== WHAT TO DO ==
Return every line of the material below that contains the string "stato", matching uppercase and lowercase exactly.

== PROVIDED DATA ==
_ _ _

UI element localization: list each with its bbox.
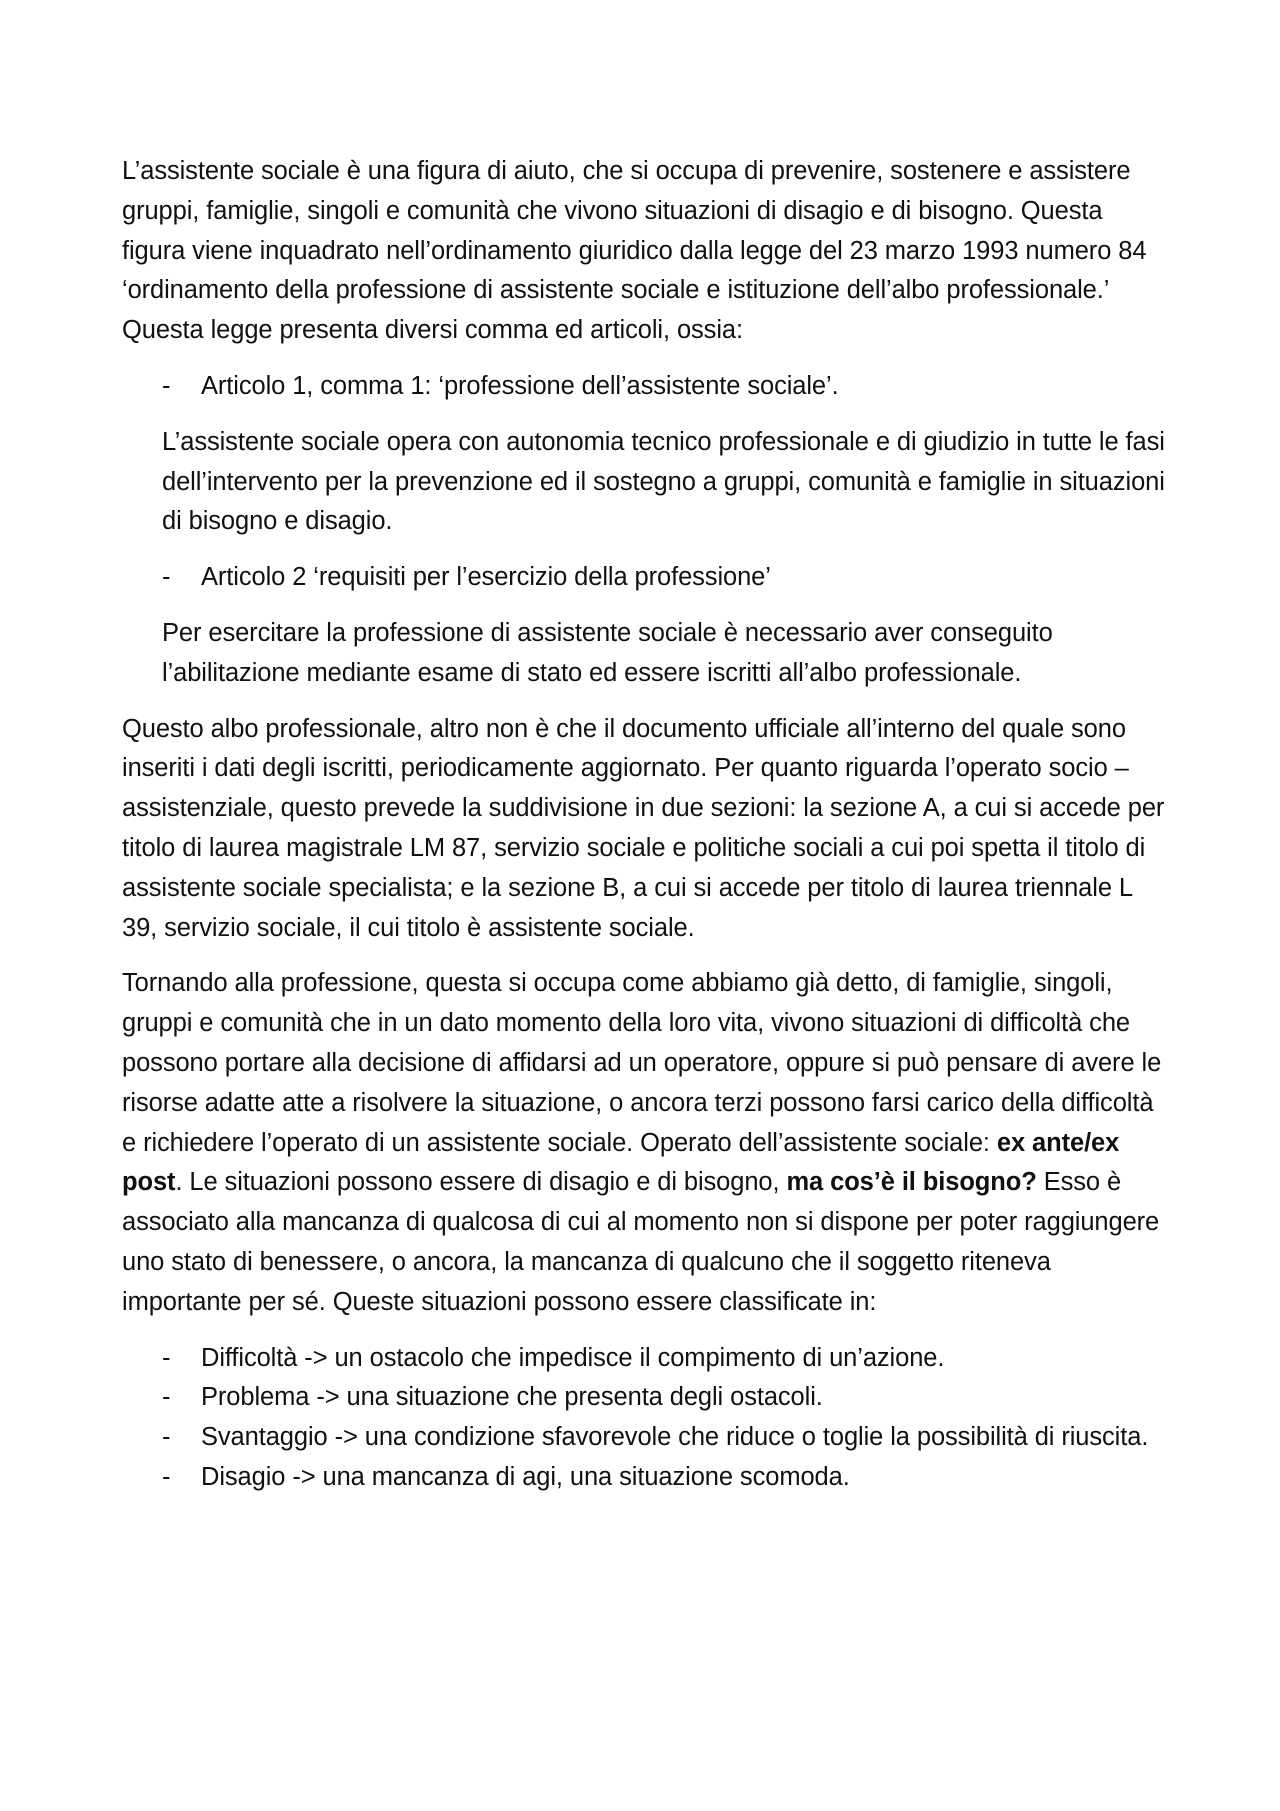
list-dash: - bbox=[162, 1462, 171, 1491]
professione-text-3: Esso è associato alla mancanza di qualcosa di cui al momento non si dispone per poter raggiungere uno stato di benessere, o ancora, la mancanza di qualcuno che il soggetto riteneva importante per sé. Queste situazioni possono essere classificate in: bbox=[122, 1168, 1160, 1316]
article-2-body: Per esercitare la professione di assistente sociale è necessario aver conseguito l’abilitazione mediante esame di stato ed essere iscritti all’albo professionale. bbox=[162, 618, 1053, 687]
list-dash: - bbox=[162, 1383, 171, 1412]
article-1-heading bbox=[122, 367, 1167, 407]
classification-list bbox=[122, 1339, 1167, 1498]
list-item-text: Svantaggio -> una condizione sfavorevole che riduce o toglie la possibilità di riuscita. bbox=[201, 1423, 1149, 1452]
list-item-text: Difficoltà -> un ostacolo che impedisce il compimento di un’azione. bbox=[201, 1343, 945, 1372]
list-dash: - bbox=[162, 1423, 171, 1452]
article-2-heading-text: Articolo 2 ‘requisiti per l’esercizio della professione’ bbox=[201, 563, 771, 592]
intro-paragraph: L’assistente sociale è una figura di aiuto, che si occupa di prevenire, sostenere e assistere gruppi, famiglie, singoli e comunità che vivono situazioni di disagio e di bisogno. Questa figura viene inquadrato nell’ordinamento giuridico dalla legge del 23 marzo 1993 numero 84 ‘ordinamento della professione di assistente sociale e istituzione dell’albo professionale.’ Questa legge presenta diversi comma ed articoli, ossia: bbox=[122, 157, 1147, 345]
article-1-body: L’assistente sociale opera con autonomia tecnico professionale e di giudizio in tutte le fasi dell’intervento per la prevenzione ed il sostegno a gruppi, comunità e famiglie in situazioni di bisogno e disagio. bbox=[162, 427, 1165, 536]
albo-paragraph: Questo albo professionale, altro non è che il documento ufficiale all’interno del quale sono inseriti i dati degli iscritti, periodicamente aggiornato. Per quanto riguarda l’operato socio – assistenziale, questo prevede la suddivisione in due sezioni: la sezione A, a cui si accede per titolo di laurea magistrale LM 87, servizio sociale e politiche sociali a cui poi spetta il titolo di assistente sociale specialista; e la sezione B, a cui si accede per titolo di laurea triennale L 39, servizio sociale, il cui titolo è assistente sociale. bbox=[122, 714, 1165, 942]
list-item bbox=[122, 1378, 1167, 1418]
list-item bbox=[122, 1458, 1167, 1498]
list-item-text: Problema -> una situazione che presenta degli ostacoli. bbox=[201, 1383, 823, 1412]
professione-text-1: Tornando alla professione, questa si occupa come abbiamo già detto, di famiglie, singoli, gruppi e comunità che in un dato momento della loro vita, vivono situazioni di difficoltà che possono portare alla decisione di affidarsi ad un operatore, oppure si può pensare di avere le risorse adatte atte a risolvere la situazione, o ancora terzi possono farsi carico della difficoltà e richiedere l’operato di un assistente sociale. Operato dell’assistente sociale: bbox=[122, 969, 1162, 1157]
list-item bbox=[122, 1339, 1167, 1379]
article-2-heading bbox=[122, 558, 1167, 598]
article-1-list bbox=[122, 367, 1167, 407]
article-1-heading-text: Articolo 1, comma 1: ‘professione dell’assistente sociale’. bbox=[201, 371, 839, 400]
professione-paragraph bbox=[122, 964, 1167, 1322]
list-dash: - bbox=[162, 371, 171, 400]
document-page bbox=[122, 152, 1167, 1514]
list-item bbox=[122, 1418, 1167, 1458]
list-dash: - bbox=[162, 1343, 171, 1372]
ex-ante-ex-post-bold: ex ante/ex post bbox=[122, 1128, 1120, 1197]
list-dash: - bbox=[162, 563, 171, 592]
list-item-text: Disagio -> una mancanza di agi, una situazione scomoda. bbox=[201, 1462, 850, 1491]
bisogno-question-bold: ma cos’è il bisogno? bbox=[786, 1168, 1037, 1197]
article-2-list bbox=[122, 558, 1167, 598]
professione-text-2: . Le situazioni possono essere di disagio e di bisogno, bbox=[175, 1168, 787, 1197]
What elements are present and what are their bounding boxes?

_ _ _

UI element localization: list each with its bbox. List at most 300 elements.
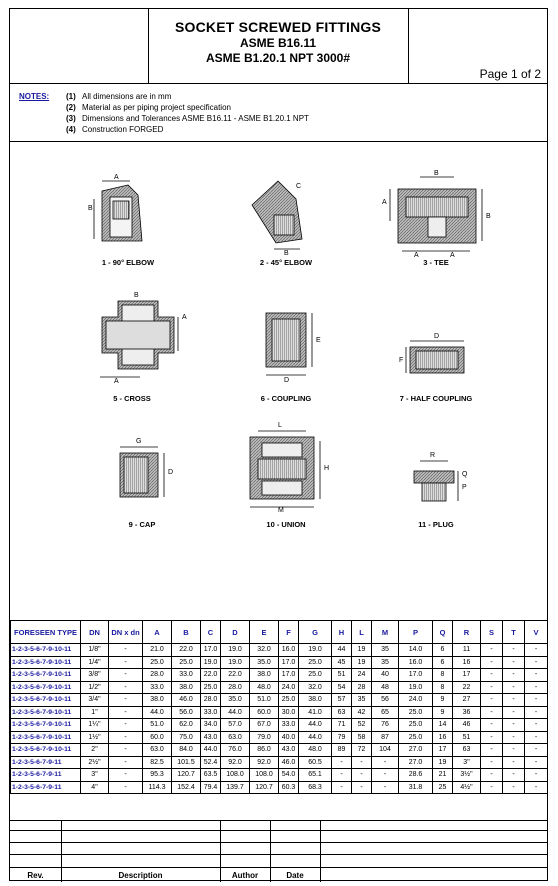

_ _ _

== ANSWER FOR THIS EXERCISE ==
professione-text-3: Esso è associato alla mancanza di qualcosa di cui al momento non si dispone per poter raggiungere uno stato di benessere, o ancora, la mancanza di qualcuno che il soggetto riteneva importante per sé. Queste situazioni possono essere classificate in: bbox=[122, 1168, 1160, 1316]
article-2-body: Per esercitare la professione di assistente sociale è necessario aver conseguito l’abilitazione mediante esame di stato ed essere iscritti all’albo professionale. bbox=[162, 618, 1053, 687]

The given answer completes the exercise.